## Written exercise
Copy each line of the entries beneath that contains the word "detached".

-- start Record list --

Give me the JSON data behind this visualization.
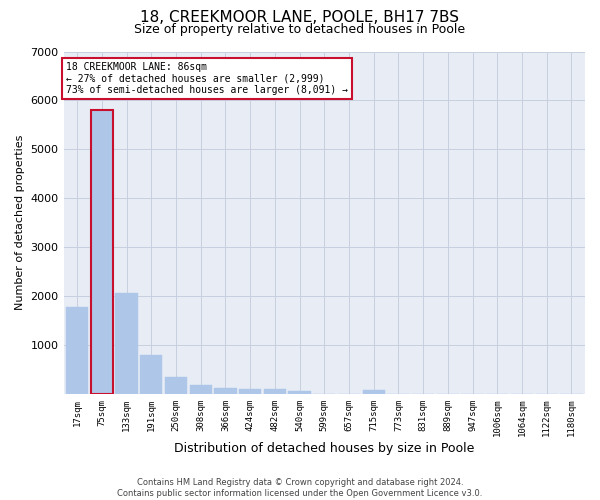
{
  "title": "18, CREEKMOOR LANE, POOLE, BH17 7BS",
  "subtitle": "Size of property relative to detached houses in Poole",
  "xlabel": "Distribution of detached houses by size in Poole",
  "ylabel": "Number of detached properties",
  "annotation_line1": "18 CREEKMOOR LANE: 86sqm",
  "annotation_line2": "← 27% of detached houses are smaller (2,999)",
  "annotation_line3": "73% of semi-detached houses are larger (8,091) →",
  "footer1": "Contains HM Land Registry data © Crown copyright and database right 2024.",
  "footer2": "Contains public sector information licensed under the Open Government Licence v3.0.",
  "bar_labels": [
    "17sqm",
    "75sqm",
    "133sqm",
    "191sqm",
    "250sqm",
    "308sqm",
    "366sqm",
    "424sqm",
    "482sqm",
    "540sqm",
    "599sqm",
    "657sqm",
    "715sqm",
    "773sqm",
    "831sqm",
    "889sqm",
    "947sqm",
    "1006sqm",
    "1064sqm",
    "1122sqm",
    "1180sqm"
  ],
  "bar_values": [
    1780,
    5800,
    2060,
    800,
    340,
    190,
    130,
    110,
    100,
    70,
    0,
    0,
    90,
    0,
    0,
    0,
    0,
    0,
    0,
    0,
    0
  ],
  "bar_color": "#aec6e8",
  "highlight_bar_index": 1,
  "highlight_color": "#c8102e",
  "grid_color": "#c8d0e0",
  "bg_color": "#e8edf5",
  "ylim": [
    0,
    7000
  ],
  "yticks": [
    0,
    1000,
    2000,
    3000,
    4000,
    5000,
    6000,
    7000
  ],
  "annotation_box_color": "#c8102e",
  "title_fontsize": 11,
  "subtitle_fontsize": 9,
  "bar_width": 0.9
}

-- end Record list --

## Final result
  "subtitle": "Size of property relative to detached houses in Poole",
  "xlabel": "Distribution of detached houses by size in Poole",
  "ylabel": "Number of detached properties",
  "annotation_line2": "← 27% of detached houses are smaller (2,999)",
  "annotation_line3": "73% of semi-detached houses are larger (8,091) →",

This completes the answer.